• VORLIEGENDER TEXT
★ ★ ★ ★ ★

Diskurse und der alltägliche Sprachgebrauch formen dies und machen es noch schwieriger aus dieser Logik auszubrechen. Während sich Armutsdiskurse in der Gesellschaft a la ‚Florida Rolf’[8] auf den restriktiven Umgang mit Hartz IV Empfänger_innen[9] auswirken so tun dies auch abfällige Bemerkungen und ein ableistischer Umgang mit der deutschen Sprache[10]. ‚Spast’ ist ein gängiges Schimpfwort auf Pausenhöfen, welches auch noch Aufwind bekommt durch pseudo-Hip-Hop Gruppen die sich damit brüsten nicht behindert sondern cool zu sein: „Meine Mama und mein Papa, die meinen beide ich wär behindert – Aber das ist Schwachsinn: Ich bin cool“. Oder Hip Hop Crews, die froh sind selber keine ‚Spasten’ zu sein und ihr Erbgut anbieten um die Vererbung von Behinderungen zu verhindern: „Leih mir deine Frau aus, dann wird wenigstens dein Sohn kein Spast’. Neben dem Abfälligen Sprechen über Behinderung verfällt diese Argumentation in eine ähnlich euthanistische Erklärungsargumentation von Behinderung, die wissenschaftlich gesehen eigentlich als überholt gelten sollte, wobei hierbei prädiagnostische Diskurse auch nochmal näher angeschaut werden könnten[11].

In allen Diskursen und Phänomenen die in Zusammenhang mit Behinderung gebracht werden können – ob sie nun von der Gesellschaft ausgeblendet werden oder nicht – wird die immanente Möglichkeit systematisch ausgeblendet, dass jeder Mensch zu jeder Zeit den Körper, für den die Welt um ihn gebaut ist, bzw. die Fähigkeiten desselben, verlieren kann. Es kann jedem Menschen passieren. Diese Möglichkeit innerhalb von einer Millisekunde aus deinem dir bekannten und vertrauten Leben gerissen zu werden scheint niemand auf dem Schirm zu haben. Es kann vorbereitet und unvorbereitet passieren aber niemand auf dieser Welt ist frei von dieser Möglichkeit und das sollte sich jeder Mensch vor Augen halten: Auch ich kann morgen in dieser Welt auf die Hilfe und Unterstützung anderer angewiesen sein, auch ich kann morgen eventuell diese Treppe, diese Stufe nicht mehr ohne weiteres bewerkstelligen. Auch ich kann morgen vielleicht nicht mehr den Warnhinweis lesen und auch ich laufe Gefahr eine Durchsage nicht mehr hören zu können. Es kann sich alles ändern und dafür reicht eine Millisekunde.

★ ★ ★ ★ ★

• Datensätze

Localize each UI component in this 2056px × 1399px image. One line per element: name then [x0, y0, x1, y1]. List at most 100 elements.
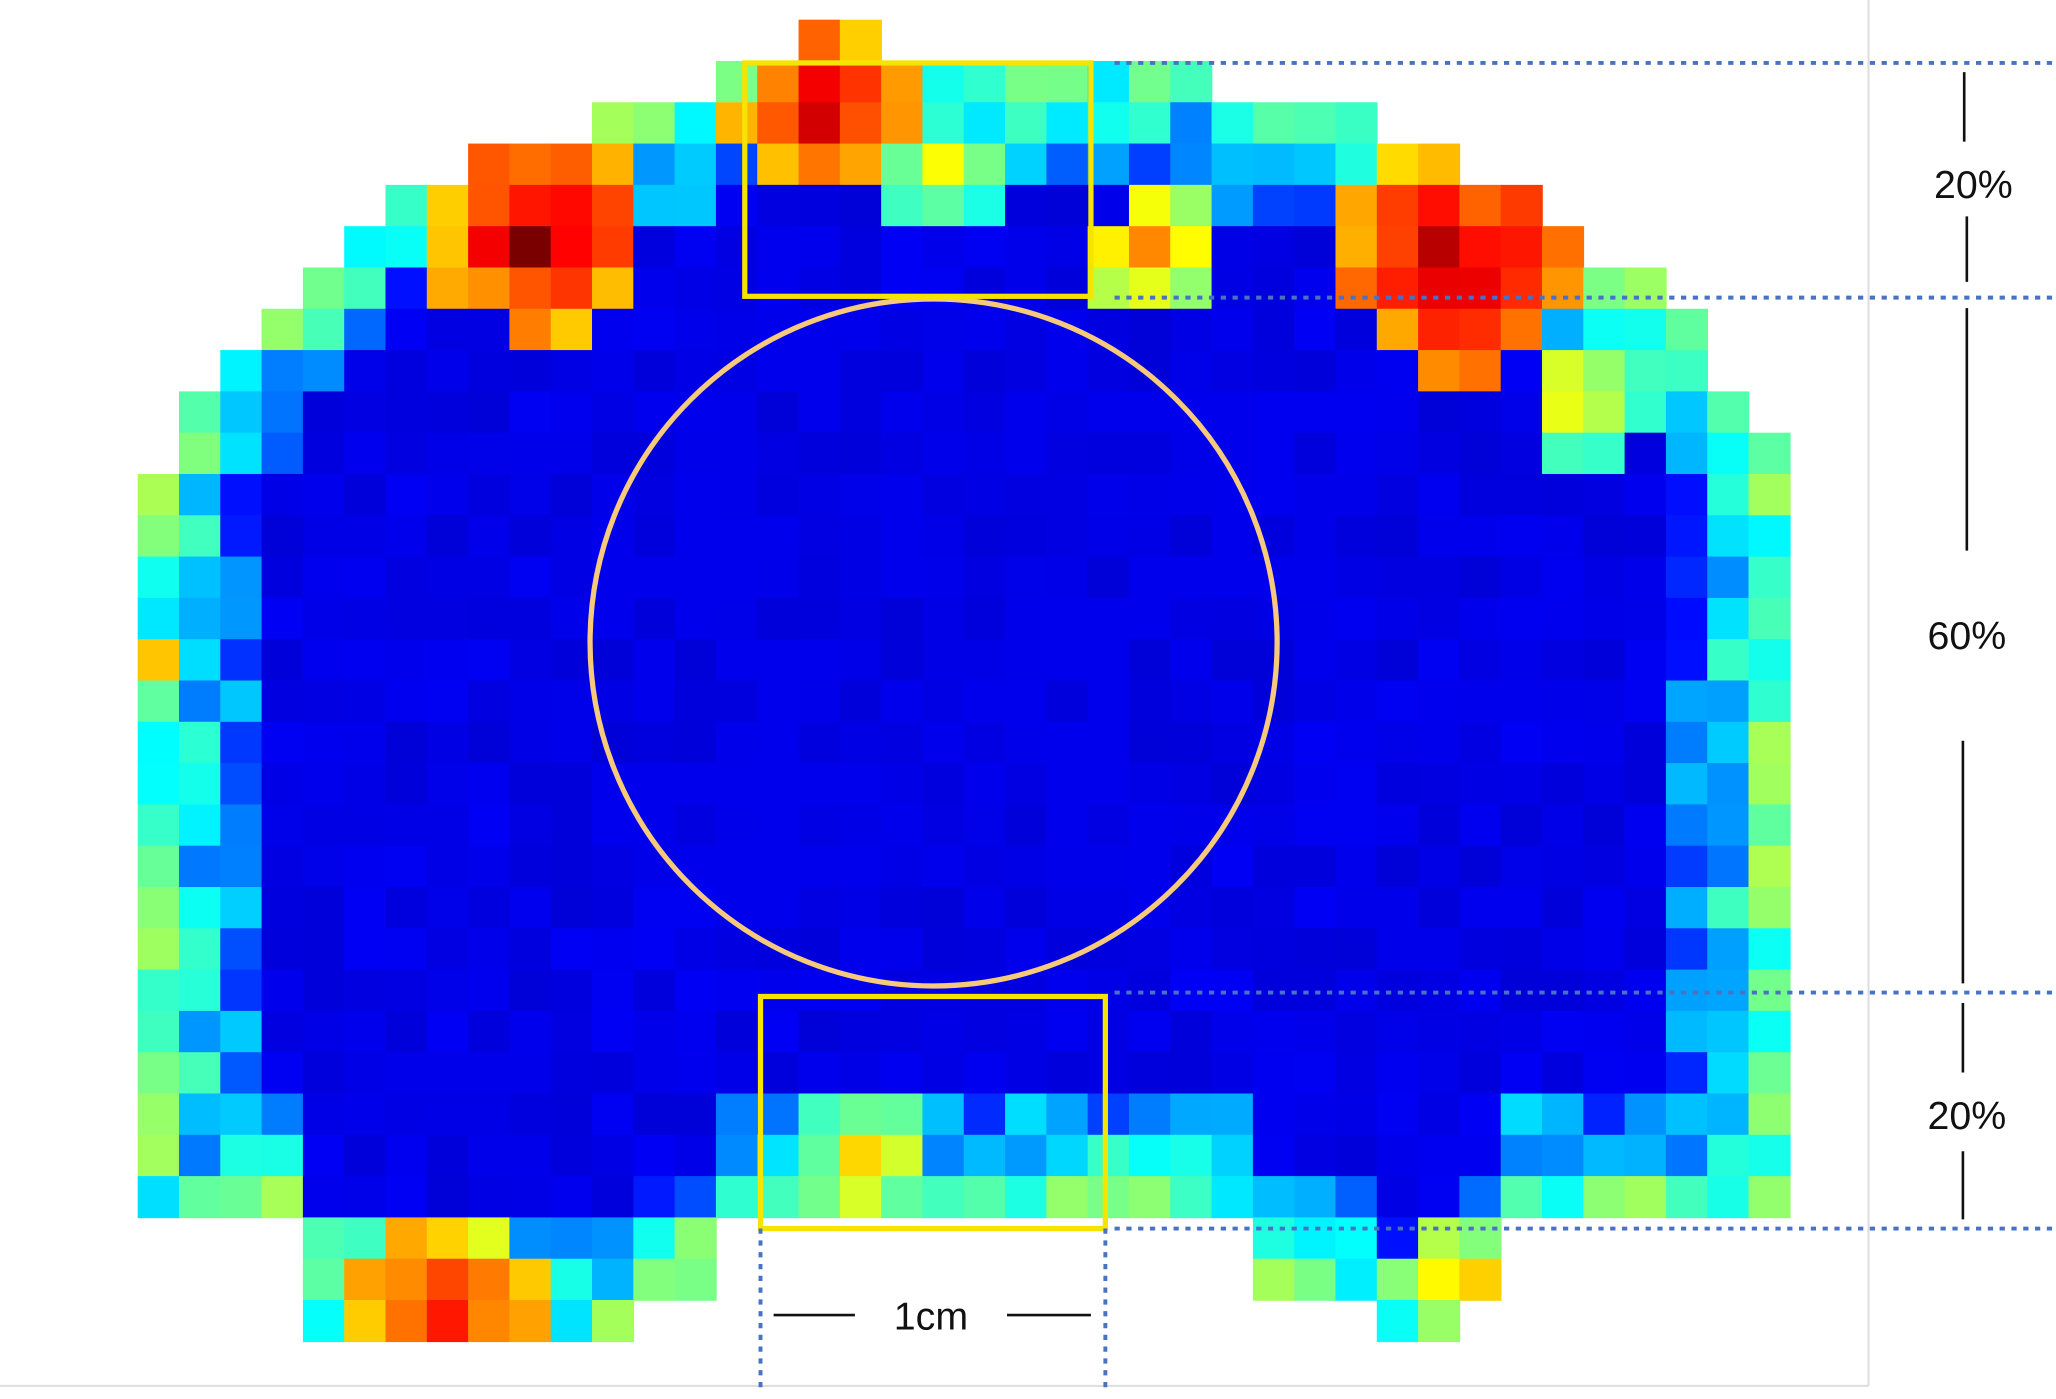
- heatmap-cell: [922, 308, 965, 351]
- heatmap-cell: [963, 804, 1006, 847]
- heatmap-cell: [1748, 845, 1791, 888]
- heatmap-cell: [1459, 1010, 1502, 1053]
- heatmap-cell: [1418, 1010, 1461, 1053]
- heatmap-cell: [1128, 391, 1172, 434]
- heatmap-cell: [881, 639, 924, 682]
- heatmap-cell: [1046, 432, 1089, 475]
- heatmap-cell: [881, 597, 924, 640]
- heatmap-cell: [426, 515, 469, 558]
- heatmap-cell: [839, 350, 882, 393]
- heatmap-cell: [302, 350, 345, 393]
- heatmap-cell: [468, 350, 511, 393]
- heatmap-cell: [922, 391, 965, 434]
- label-scale-bar: 1cm: [894, 1295, 968, 1339]
- heatmap-cell: [550, 804, 593, 847]
- heatmap-cell: [385, 308, 428, 351]
- heatmap-cell: [881, 763, 924, 806]
- heatmap-cell: [178, 969, 222, 1012]
- heatmap-cell: [261, 928, 304, 971]
- heatmap-cell: [385, 804, 428, 847]
- heatmap-cell: [468, 515, 511, 558]
- heatmap-cell: [220, 721, 263, 764]
- heatmap-cell: [1170, 597, 1213, 640]
- heatmap-cell: [1665, 886, 1709, 930]
- heatmap-cell: [220, 804, 263, 847]
- heatmap-cell: [1252, 102, 1295, 145]
- heatmap-cell: [1376, 432, 1419, 475]
- heatmap-cell: [633, 515, 676, 558]
- heatmap-cell: [1500, 1176, 1543, 1219]
- heatmap-cell: [1418, 1052, 1461, 1095]
- heatmap-cell: [881, 60, 924, 104]
- heatmap-cell: [1707, 473, 1750, 517]
- heatmap-cell: [1046, 102, 1089, 145]
- heatmap-cell: [261, 1010, 304, 1053]
- heatmap-cell: [881, 308, 924, 351]
- heatmap-cell: [592, 845, 635, 888]
- heatmap-cell: [1583, 473, 1626, 517]
- heatmap-cell: [509, 1093, 552, 1136]
- heatmap-cell: [922, 969, 965, 1012]
- heatmap-cell: [509, 267, 552, 310]
- heatmap-cell: [798, 1176, 841, 1219]
- heatmap-cell: [1211, 639, 1254, 682]
- heatmap-cell: [1087, 432, 1130, 475]
- heatmap-cell: [592, 1134, 635, 1177]
- heatmap-cell: [839, 515, 882, 558]
- heatmap-cell: [137, 680, 180, 723]
- heatmap-cell: [1170, 102, 1213, 145]
- heatmap-cell: [1459, 804, 1502, 847]
- heatmap-cell: [1459, 1052, 1502, 1095]
- heatmap-cell: [1459, 1176, 1502, 1219]
- heatmap-cell: [178, 1176, 222, 1219]
- heatmap-cell: [1335, 391, 1378, 434]
- heatmap-cell: [839, 432, 882, 475]
- heatmap-cell: [963, 928, 1006, 971]
- heatmap-cell: [468, 639, 511, 682]
- heatmap-cell: [633, 1176, 676, 1219]
- heatmap-cell: [1046, 473, 1089, 517]
- heatmap-cell: [220, 886, 263, 930]
- heatmap-cell: [550, 969, 593, 1012]
- heatmap-cell: [1128, 556, 1172, 599]
- heatmap-cell: [757, 597, 800, 640]
- heatmap-cell: [881, 102, 924, 145]
- heatmap-cell: [757, 391, 800, 434]
- heatmap-cell: [1335, 804, 1378, 847]
- heatmap-cell: [1418, 721, 1461, 764]
- heatmap-cell: [592, 1176, 635, 1219]
- heatmap-cell: [1335, 845, 1378, 888]
- heatmap-cell: [1294, 928, 1337, 971]
- heatmap-cell: [426, 556, 469, 599]
- heatmap-cell: [468, 1010, 511, 1053]
- heatmap-cell: [1335, 1176, 1378, 1219]
- heatmap-cell: [1211, 680, 1254, 723]
- heatmap-cell: [385, 763, 428, 806]
- heatmap-cell: [839, 1010, 882, 1053]
- heatmap-cell: [757, 350, 800, 393]
- heatmap-cell: [385, 1052, 428, 1095]
- heatmap-cell: [1542, 1010, 1585, 1053]
- heatmap-cell: [509, 350, 552, 393]
- heatmap-cell: [344, 804, 387, 847]
- heatmap-cell: [1294, 804, 1337, 847]
- heatmap-cell: [1748, 804, 1791, 847]
- heatmap-cell: [1294, 102, 1337, 145]
- heatmap-cell: [1583, 515, 1626, 558]
- heatmap-cell: [137, 845, 180, 888]
- heatmap-cell: [798, 60, 841, 104]
- heatmap-cell: [1252, 1258, 1295, 1301]
- heatmap-cell: [385, 1217, 428, 1260]
- heatmap-cell: [1046, 597, 1089, 640]
- bottom-region-box: [757, 993, 1108, 1232]
- heatmap-cell: [633, 763, 676, 806]
- label-top-zone: 20%: [1934, 163, 2013, 207]
- heatmap-cell: [1046, 60, 1089, 104]
- heatmap-cell: [261, 969, 304, 1012]
- heatmap-cell: [839, 597, 882, 640]
- heatmap-cell: [1418, 804, 1461, 847]
- heatmap-cell: [509, 1052, 552, 1095]
- heatmap-cell: [137, 969, 180, 1012]
- heatmap-cell: [1294, 1217, 1337, 1260]
- heatmap-cell: [178, 804, 222, 847]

★ ★ ★ ★ ★

• AUFGABE 1
Nenne alle Möglichkeiten, die der Text über Behinderung mit „auch ich“ einleitet.
• AUFGABE 2
Tausche in den Zeilen den Ausdruck „heatmap-cell“ gegen „raster-feld“ aus, und zwar im Abschnitt von der Zeile mit „- heatmap-cell: [922, 308, 965, 351]“ bis einschließlich der Zeile mit „- heatmap-cell: [881, 597, 924, 640]“. Gib nur diesen Abschnitt wieder.

• LÖSUNG 1
- auf die Hilfe und Unterstützung anderer angewiesen sein
- diese Treppe, diese Stufe nicht mehr ohne weiteres bewerkstelligen können
- den Warnhinweis nicht mehr lesen können
- eine Durchsage nicht mehr hören können

• LÖSUNG 2
- raster-feld: [922, 308, 965, 351]
- raster-feld: [963, 804, 1006, 847]
- raster-feld: [1748, 845, 1791, 888]
- raster-feld: [1459, 1010, 1502, 1053]
- raster-feld: [1418, 1010, 1461, 1053]
- raster-feld: [1128, 391, 1172, 434]
- raster-feld: [881, 639, 924, 682]
- raster-feld: [1046, 432, 1089, 475]
- raster-feld: [881, 597, 924, 640]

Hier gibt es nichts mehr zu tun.